§ GIVEN TASK: For this exercise, copy out each line of the material below that includes "Consulter".

** start PROVIDED INFORMATION **

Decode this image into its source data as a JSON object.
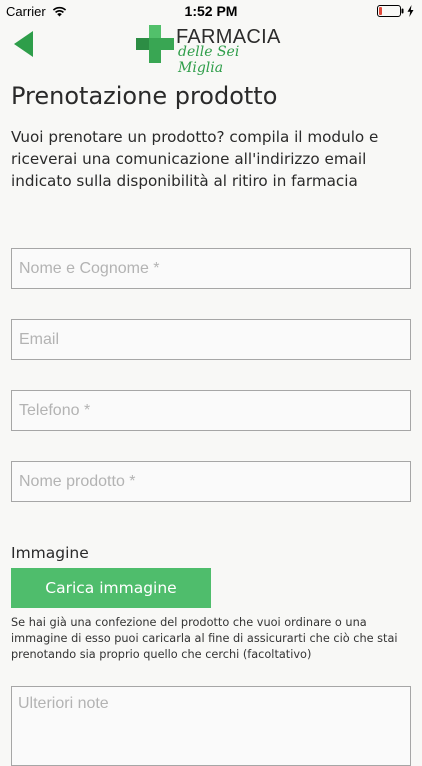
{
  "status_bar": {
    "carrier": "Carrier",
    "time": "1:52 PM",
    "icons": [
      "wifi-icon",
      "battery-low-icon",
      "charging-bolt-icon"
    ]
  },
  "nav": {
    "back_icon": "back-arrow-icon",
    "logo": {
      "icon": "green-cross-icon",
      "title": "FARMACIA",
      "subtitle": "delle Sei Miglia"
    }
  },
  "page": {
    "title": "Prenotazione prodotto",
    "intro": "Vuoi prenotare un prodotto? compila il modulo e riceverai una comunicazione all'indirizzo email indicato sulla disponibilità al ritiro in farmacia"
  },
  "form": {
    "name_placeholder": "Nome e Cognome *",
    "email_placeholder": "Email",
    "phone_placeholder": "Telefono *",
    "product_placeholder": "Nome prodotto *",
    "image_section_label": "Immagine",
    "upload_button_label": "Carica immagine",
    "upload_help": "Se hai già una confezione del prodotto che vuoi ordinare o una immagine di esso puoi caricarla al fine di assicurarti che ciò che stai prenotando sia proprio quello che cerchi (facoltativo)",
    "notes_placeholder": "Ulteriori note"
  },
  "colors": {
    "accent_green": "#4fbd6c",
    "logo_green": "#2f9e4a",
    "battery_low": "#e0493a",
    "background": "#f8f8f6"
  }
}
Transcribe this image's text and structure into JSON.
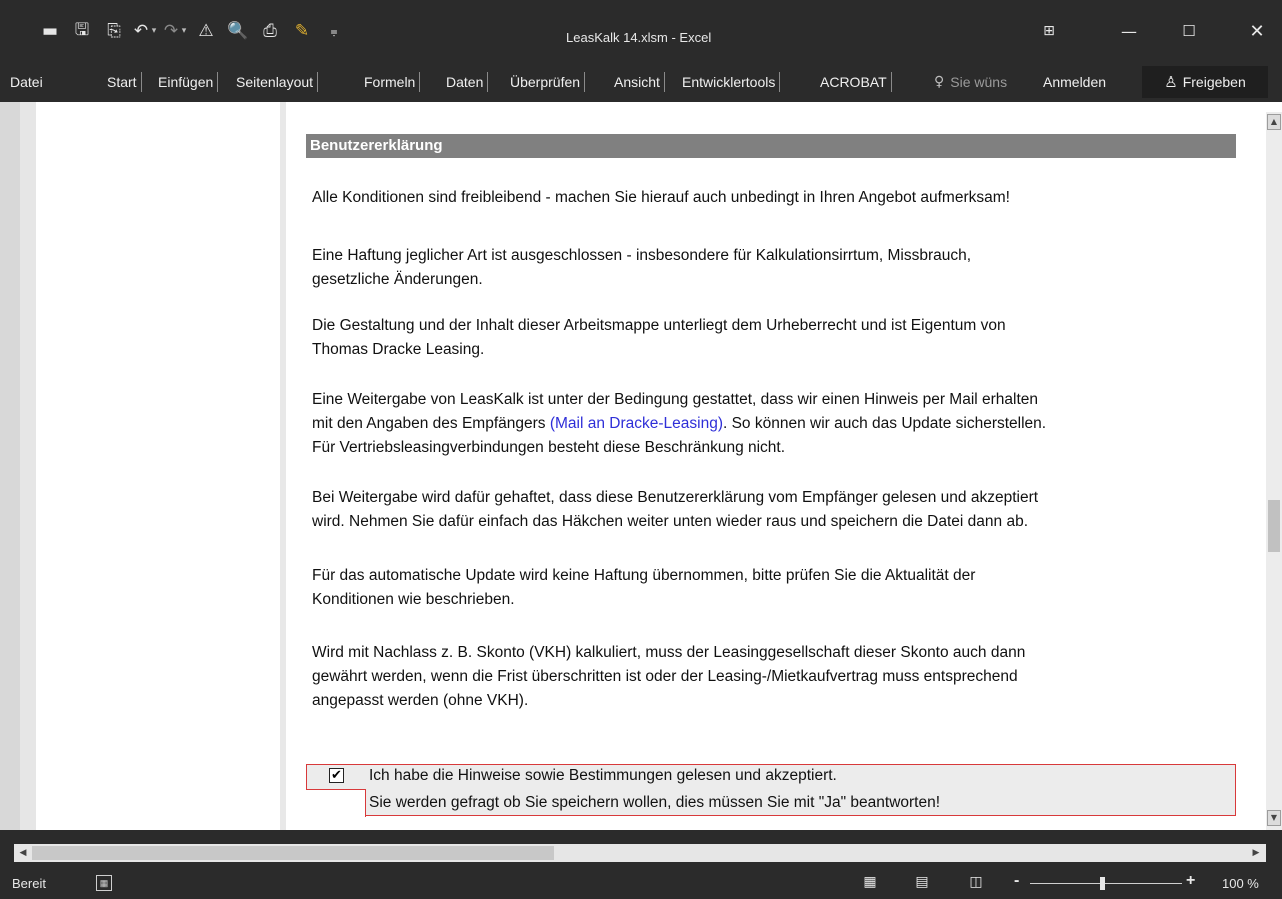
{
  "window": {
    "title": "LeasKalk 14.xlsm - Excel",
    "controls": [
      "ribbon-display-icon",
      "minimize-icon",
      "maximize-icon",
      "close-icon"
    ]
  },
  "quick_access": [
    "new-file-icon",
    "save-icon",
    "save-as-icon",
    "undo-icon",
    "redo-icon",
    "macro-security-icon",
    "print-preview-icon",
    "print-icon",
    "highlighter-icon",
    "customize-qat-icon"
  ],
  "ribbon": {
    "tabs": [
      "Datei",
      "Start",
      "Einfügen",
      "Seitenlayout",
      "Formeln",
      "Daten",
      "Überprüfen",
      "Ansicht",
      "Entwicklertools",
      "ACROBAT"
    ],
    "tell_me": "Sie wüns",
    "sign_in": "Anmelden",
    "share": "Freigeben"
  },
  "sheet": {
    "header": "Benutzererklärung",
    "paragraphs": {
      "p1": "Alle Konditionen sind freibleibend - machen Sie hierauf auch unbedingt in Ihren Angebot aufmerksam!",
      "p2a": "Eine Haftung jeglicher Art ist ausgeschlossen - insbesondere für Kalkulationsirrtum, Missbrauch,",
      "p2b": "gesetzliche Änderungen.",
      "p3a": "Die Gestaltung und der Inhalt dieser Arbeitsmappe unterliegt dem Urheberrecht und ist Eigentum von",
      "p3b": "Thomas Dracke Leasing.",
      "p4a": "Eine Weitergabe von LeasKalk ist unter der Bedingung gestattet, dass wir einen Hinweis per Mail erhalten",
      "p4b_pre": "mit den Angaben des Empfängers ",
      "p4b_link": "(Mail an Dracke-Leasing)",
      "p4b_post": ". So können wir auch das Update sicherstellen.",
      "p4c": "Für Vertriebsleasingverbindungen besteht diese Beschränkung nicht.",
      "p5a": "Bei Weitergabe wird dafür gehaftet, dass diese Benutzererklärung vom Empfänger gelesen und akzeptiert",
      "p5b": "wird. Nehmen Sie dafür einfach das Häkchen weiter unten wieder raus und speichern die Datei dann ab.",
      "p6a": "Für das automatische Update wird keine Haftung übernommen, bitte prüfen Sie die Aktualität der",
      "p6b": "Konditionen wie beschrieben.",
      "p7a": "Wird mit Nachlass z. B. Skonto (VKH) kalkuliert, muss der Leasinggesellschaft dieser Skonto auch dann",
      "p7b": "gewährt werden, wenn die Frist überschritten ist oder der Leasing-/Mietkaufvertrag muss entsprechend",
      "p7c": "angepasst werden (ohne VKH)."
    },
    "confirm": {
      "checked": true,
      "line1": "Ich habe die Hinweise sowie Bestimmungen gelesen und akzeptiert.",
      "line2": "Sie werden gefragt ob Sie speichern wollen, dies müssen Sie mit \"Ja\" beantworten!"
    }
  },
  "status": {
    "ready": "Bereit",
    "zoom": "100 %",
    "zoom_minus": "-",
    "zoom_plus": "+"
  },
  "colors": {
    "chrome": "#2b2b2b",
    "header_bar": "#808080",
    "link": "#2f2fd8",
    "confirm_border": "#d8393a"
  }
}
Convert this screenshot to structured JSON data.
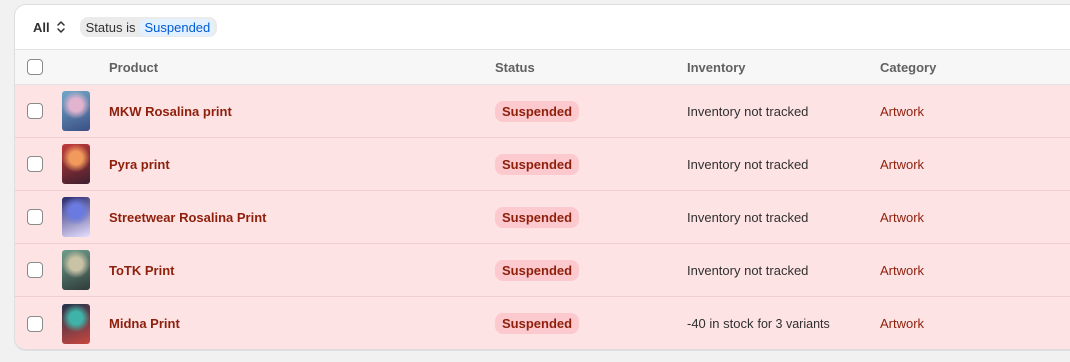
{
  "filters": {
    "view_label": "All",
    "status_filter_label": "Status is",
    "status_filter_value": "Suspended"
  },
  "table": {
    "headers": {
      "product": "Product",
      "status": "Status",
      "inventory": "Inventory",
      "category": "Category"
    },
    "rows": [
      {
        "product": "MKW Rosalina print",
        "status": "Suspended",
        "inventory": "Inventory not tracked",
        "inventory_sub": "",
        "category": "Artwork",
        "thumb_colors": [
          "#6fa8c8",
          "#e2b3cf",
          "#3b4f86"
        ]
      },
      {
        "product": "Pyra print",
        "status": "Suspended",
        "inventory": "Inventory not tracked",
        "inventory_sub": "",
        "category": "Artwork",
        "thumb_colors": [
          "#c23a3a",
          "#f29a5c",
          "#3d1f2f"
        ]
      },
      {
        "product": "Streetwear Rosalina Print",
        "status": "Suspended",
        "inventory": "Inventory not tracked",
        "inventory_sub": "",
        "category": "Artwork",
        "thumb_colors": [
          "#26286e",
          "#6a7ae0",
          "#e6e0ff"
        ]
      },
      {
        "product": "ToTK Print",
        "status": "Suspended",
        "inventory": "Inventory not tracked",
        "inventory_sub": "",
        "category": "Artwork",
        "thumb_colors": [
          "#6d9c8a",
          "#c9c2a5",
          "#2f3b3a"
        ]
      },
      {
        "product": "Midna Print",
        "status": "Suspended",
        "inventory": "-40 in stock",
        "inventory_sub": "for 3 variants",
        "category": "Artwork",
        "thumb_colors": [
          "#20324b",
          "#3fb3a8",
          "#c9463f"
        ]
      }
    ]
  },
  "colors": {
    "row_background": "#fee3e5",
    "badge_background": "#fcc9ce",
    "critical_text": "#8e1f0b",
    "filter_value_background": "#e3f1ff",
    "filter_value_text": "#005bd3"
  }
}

** end PROVIDED INFORMATION **
** start PROVIDED INFORMATION **

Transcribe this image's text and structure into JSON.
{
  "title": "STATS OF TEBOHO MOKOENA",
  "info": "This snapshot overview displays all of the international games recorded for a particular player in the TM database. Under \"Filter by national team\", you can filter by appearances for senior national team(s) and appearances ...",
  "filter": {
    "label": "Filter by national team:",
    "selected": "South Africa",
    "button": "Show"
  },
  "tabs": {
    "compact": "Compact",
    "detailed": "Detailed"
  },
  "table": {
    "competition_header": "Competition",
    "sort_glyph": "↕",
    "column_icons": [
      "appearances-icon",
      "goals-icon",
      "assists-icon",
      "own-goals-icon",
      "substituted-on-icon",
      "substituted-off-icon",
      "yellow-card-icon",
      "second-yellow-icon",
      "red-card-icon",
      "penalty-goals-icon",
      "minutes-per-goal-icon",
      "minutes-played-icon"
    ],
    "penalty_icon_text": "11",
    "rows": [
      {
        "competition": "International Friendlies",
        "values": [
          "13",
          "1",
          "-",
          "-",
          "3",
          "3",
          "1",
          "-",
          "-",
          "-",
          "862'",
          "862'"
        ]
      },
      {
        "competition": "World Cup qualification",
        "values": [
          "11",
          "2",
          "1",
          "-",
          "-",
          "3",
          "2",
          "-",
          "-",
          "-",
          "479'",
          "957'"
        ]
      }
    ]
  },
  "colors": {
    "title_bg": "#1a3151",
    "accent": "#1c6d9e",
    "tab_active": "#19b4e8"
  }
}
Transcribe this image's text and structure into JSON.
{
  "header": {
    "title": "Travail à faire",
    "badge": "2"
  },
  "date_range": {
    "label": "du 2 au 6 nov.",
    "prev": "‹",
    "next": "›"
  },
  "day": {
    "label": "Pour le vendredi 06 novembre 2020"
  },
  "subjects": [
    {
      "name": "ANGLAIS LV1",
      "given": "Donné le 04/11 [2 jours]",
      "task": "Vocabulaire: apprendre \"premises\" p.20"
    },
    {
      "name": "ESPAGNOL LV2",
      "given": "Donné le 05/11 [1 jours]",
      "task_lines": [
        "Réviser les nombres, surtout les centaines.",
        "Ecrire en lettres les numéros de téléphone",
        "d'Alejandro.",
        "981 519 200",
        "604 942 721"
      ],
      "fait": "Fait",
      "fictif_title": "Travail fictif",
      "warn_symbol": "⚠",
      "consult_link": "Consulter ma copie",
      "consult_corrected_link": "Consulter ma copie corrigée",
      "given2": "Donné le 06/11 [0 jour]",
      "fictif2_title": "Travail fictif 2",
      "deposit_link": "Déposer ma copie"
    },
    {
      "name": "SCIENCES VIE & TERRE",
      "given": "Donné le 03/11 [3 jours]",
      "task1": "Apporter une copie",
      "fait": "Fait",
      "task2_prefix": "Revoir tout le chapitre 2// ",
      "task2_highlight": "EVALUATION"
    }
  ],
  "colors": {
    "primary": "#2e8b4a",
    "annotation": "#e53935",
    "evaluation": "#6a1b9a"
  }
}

** end PROVIDED INFORMATION **
** start PROVIDED INFORMATION **

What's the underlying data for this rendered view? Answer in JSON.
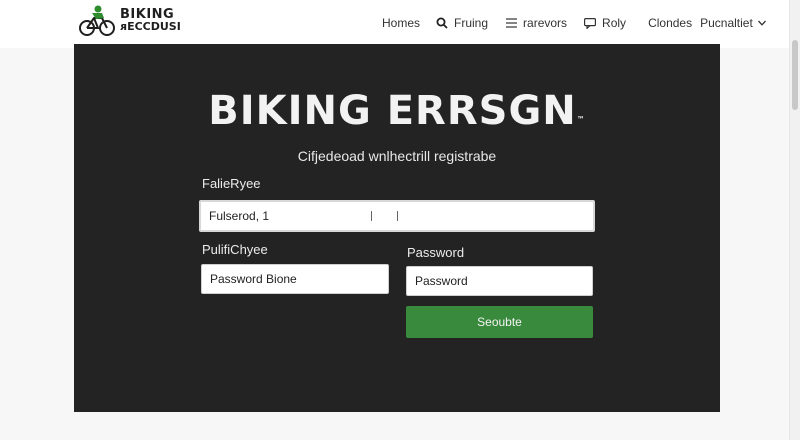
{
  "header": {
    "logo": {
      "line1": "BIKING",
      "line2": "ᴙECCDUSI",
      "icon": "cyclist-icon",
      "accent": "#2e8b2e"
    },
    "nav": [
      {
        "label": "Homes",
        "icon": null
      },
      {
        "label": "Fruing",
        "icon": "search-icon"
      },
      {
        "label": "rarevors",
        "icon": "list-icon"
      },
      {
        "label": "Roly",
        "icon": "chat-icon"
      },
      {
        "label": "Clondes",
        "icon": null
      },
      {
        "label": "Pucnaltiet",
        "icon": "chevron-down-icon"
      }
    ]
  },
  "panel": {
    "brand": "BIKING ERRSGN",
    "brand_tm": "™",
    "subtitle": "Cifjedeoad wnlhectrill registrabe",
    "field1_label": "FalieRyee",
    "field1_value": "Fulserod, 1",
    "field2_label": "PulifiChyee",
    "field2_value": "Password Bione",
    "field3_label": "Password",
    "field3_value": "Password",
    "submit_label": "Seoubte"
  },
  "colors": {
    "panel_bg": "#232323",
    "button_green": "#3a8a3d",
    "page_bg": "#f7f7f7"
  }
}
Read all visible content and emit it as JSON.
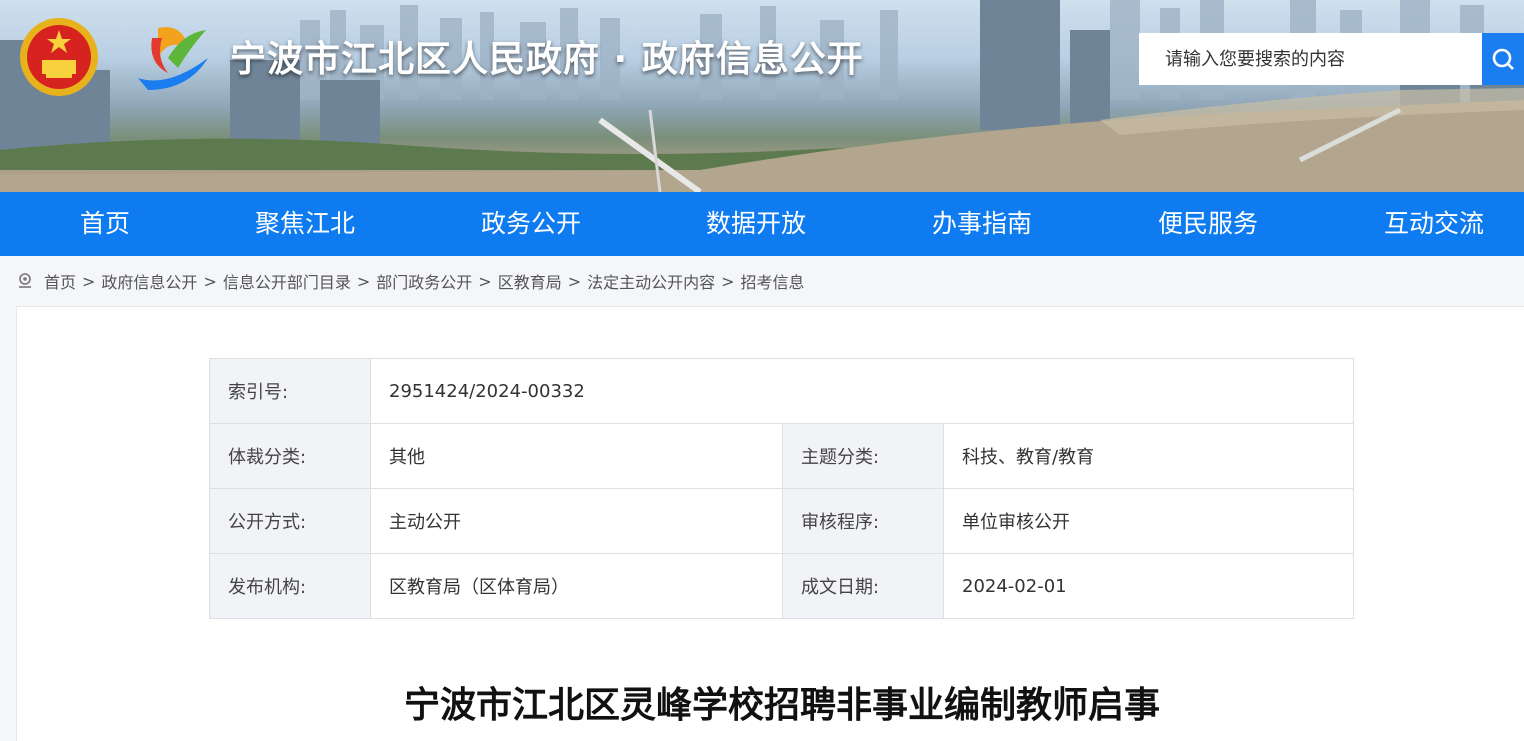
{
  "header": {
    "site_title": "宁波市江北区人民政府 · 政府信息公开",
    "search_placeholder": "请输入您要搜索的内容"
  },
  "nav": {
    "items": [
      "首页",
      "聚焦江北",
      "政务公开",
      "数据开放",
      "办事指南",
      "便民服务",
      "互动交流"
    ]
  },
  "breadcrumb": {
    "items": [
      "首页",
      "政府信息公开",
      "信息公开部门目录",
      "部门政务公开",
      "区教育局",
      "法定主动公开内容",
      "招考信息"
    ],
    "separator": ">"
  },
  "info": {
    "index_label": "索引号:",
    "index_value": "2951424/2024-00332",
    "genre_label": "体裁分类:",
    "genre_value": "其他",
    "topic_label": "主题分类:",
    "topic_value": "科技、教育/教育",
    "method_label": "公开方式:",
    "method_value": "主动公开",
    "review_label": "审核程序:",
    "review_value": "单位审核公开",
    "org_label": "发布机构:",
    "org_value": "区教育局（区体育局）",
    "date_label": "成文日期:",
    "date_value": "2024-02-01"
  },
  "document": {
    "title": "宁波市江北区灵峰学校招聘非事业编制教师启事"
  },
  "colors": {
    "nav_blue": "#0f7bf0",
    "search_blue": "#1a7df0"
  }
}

** end PROVIDED INFORMATION **

§ WRITTEN ANSWER:
      "consult_link": "Consulter ma copie",
      "consult_corrected_link": "Consulter ma copie corrigée",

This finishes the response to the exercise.